Set problem: Transcribe all the entries word for word, skipping the pictures.

Available data:
* * * *

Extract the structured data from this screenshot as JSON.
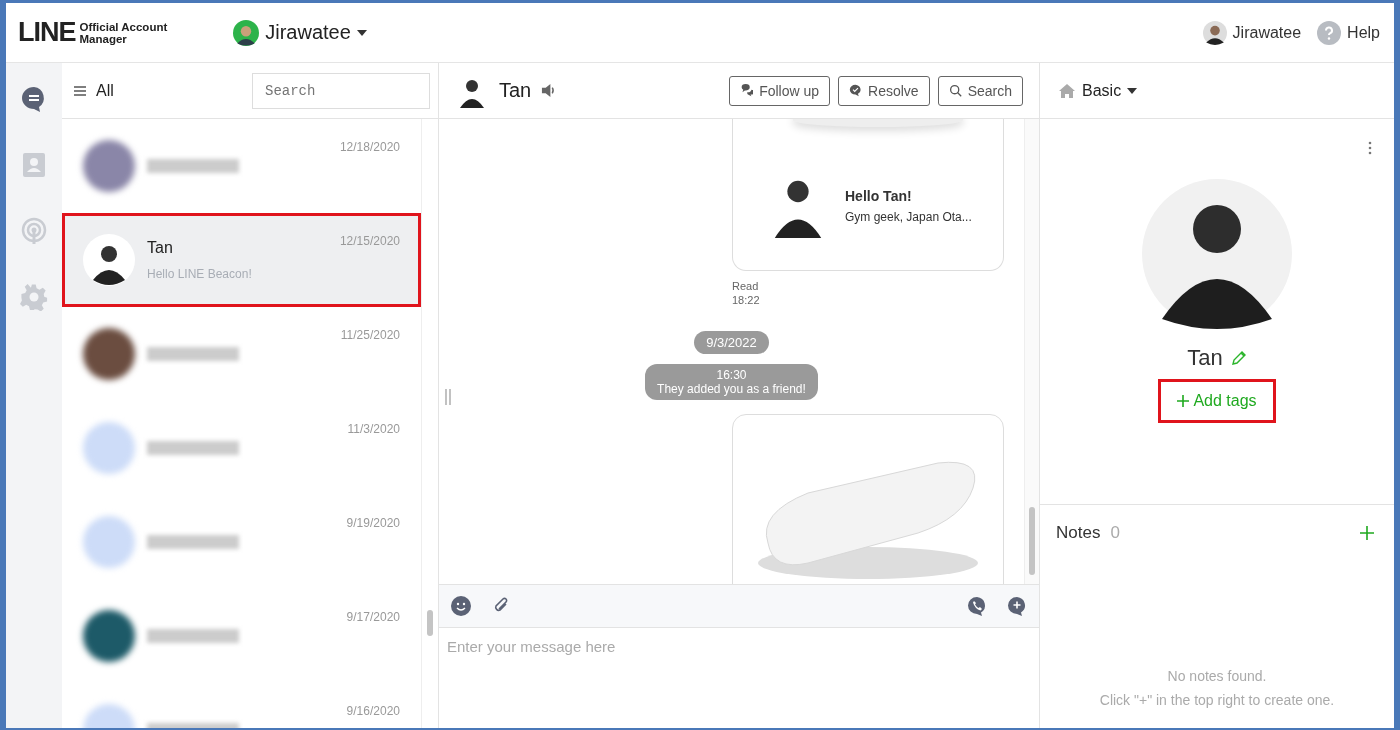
{
  "header": {
    "logo_main": "LINE",
    "logo_sub": [
      "Official Account",
      "Manager"
    ],
    "account": "Jirawatee",
    "user": "Jirawatee",
    "help": "Help"
  },
  "rail": [
    {
      "kind": "chat",
      "selected": true
    },
    {
      "kind": "contacts",
      "selected": false
    },
    {
      "kind": "broadcast",
      "selected": false
    },
    {
      "kind": "settings",
      "selected": false
    }
  ],
  "chat_list": {
    "filter": "All",
    "search_placeholder": "Search",
    "items": [
      {
        "kind": "blurred",
        "date": "12/18/2020",
        "color": "#8a86a8",
        "selected": false,
        "highlighted": false
      },
      {
        "kind": "contact",
        "name": "Tan",
        "preview": "Hello LINE Beacon!",
        "date": "12/15/2020",
        "selected": true,
        "highlighted": true
      },
      {
        "kind": "blurred",
        "date": "11/25/2020",
        "color": "#6b4d40",
        "selected": false,
        "highlighted": false
      },
      {
        "kind": "blurred",
        "date": "11/3/2020",
        "color": "#cddcf8",
        "selected": false,
        "highlighted": false
      },
      {
        "kind": "blurred",
        "date": "9/19/2020",
        "color": "#cddcf8",
        "selected": false,
        "highlighted": false
      },
      {
        "kind": "blurred",
        "date": "9/17/2020",
        "color": "#1d5a68",
        "selected": false,
        "highlighted": false
      },
      {
        "kind": "blurred",
        "date": "9/16/2020",
        "color": "#cddcf8",
        "selected": false,
        "highlighted": false
      }
    ]
  },
  "chat": {
    "contact_name": "Tan",
    "buttons": [
      {
        "kind": "follow",
        "label": "Follow up"
      },
      {
        "kind": "resolve",
        "label": "Resolve"
      },
      {
        "kind": "search",
        "label": "Search"
      }
    ],
    "messages": [
      {
        "kind": "card",
        "title": "Hello Tan!",
        "subtitle": "Gym geek, Japan Ota..."
      },
      {
        "kind": "read",
        "label": "Read",
        "time": "18:22"
      },
      {
        "kind": "date",
        "text": "9/3/2022"
      },
      {
        "kind": "system",
        "time": "16:30",
        "text": "They added you as a friend!"
      },
      {
        "kind": "image"
      }
    ],
    "composer_placeholder": "Enter your message here"
  },
  "profile": {
    "view": "Basic",
    "name": "Tan",
    "add_tags": {
      "label": "Add tags",
      "highlighted": true
    },
    "notes": {
      "title": "Notes",
      "count": "0",
      "empty": [
        "No notes found.",
        "Click \"+\" in the top right to create one."
      ]
    }
  }
}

* * * *

Response:
Extract the structured data from this screenshot as JSON.
{
  "header": {
    "logo_main": "LINE",
    "logo_sub": [
      "Official Account",
      "Manager"
    ],
    "account": "Jirawatee",
    "user": "Jirawatee",
    "help": "Help"
  },
  "rail": [
    {
      "kind": "chat",
      "selected": true
    },
    {
      "kind": "contacts",
      "selected": false
    },
    {
      "kind": "broadcast",
      "selected": false
    },
    {
      "kind": "settings",
      "selected": false
    }
  ],
  "chat_list": {
    "filter": "All",
    "search_placeholder": "Search",
    "items": [
      {
        "kind": "blurred",
        "date": "12/18/2020",
        "color": "#8a86a8",
        "selected": false,
        "highlighted": false
      },
      {
        "kind": "contact",
        "name": "Tan",
        "preview": "Hello LINE Beacon!",
        "date": "12/15/2020",
        "selected": true,
        "highlighted": true
      },
      {
        "kind": "blurred",
        "date": "11/25/2020",
        "color": "#6b4d40",
        "selected": false,
        "highlighted": false
      },
      {
        "kind": "blurred",
        "date": "11/3/2020",
        "color": "#cddcf8",
        "selected": false,
        "highlighted": false
      },
      {
        "kind": "blurred",
        "date": "9/19/2020",
        "color": "#cddcf8",
        "selected": false,
        "highlighted": false
      },
      {
        "kind": "blurred",
        "date": "9/17/2020",
        "color": "#1d5a68",
        "selected": false,
        "highlighted": false
      },
      {
        "kind": "blurred",
        "date": "9/16/2020",
        "color": "#cddcf8",
        "selected": false,
        "highlighted": false
      }
    ]
  },
  "chat": {
    "contact_name": "Tan",
    "buttons": [
      {
        "kind": "follow",
        "label": "Follow up"
      },
      {
        "kind": "resolve",
        "label": "Resolve"
      },
      {
        "kind": "search",
        "label": "Search"
      }
    ],
    "messages": [
      {
        "kind": "card",
        "title": "Hello Tan!",
        "subtitle": "Gym geek, Japan Ota..."
      },
      {
        "kind": "read",
        "label": "Read",
        "time": "18:22"
      },
      {
        "kind": "date",
        "text": "9/3/2022"
      },
      {
        "kind": "system",
        "time": "16:30",
        "text": "They added you as a friend!"
      },
      {
        "kind": "image"
      }
    ],
    "composer_placeholder": "Enter your message here"
  },
  "profile": {
    "view": "Basic",
    "name": "Tan",
    "add_tags": {
      "label": "Add tags",
      "highlighted": true
    },
    "notes": {
      "title": "Notes",
      "count": "0",
      "empty": [
        "No notes found.",
        "Click \"+\" in the top right to create one."
      ]
    }
  }
}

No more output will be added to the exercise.